Goal:
Please pull out each line of the data below that contains the string "preview".

Records to process:

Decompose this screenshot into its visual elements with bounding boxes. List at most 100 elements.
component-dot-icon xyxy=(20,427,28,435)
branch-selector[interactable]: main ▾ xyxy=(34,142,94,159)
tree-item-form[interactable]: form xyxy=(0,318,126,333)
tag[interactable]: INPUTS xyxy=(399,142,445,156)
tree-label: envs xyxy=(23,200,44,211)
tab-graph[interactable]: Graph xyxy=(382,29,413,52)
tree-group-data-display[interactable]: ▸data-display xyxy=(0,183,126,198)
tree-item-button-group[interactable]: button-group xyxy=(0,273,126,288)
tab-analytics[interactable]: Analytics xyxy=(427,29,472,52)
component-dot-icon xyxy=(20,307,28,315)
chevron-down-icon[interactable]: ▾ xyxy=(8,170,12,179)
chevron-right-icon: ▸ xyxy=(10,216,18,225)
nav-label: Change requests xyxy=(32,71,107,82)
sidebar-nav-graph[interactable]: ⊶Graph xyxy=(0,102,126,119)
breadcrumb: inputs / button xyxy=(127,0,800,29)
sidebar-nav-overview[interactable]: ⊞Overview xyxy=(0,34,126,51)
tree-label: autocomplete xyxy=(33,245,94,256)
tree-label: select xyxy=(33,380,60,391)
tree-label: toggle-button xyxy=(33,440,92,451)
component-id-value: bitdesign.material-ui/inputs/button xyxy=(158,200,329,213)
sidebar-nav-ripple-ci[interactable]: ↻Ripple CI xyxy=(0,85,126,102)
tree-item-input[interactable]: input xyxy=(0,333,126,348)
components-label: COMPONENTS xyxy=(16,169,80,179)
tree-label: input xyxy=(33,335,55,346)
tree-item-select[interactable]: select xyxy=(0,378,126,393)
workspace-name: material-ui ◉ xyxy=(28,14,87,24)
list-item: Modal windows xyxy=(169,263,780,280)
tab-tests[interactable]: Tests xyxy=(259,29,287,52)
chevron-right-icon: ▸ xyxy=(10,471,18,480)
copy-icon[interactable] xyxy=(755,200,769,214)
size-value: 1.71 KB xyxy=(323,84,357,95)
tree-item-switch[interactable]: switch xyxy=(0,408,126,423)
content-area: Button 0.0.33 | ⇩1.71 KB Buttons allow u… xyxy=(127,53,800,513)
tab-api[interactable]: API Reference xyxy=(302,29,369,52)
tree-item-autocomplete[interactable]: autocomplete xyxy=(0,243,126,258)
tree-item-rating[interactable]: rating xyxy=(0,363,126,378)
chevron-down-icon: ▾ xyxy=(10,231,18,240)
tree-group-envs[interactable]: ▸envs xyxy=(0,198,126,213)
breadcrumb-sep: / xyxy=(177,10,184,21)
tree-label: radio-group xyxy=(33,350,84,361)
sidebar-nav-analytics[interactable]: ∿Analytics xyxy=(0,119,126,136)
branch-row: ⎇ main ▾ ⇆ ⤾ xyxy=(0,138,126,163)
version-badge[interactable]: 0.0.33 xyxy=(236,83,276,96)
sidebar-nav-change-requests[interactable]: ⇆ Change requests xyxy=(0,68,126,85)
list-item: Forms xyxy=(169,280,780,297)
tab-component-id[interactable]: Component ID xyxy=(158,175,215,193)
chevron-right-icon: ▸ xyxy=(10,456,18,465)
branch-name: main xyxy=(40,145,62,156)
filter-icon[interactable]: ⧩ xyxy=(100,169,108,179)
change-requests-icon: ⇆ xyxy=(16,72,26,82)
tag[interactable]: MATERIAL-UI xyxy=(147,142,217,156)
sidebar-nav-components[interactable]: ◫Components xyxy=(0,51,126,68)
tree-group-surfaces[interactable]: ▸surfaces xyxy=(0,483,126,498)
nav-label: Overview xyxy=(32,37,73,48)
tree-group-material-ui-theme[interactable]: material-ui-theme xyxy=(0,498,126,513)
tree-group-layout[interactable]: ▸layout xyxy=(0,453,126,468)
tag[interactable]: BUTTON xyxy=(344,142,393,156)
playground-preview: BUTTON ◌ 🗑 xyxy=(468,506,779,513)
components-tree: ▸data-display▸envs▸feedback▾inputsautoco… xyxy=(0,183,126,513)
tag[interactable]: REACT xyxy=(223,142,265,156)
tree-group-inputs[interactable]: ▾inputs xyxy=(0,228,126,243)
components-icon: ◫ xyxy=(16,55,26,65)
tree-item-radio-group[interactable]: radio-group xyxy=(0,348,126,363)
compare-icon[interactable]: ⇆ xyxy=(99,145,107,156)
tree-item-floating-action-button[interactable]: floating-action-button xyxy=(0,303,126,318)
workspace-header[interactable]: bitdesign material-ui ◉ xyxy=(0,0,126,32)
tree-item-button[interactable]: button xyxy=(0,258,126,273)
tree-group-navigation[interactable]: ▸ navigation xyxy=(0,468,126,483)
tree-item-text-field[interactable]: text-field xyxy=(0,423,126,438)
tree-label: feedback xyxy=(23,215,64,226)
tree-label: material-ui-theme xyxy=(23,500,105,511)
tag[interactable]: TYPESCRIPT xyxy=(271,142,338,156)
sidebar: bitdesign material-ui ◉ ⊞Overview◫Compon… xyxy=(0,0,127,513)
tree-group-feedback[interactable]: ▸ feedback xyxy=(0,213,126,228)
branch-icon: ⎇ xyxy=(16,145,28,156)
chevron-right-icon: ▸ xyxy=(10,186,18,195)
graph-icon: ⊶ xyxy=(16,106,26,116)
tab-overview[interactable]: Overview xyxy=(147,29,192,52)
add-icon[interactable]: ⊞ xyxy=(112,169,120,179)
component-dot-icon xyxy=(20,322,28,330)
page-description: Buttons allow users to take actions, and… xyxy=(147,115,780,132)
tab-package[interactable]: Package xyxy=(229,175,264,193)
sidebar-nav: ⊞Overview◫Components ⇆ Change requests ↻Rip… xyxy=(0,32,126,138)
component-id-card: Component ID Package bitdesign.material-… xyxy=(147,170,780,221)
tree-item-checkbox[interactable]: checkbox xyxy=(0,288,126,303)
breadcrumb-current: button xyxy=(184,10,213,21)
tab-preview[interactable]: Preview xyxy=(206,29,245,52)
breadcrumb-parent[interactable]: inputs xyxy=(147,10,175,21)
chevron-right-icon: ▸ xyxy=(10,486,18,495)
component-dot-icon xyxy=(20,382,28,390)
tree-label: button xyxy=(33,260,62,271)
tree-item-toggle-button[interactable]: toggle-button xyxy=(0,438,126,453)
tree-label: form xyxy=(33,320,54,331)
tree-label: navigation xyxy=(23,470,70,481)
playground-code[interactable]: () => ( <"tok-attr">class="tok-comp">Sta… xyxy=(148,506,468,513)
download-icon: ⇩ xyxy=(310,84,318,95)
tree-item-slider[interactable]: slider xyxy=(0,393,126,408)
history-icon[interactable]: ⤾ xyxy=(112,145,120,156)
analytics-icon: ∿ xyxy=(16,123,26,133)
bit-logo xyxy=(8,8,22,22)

Complete answer:
playground-preview: BUTTON ◌ 🗑 xyxy=(468,506,779,513)
tab-preview[interactable]: Preview xyxy=(206,29,245,52)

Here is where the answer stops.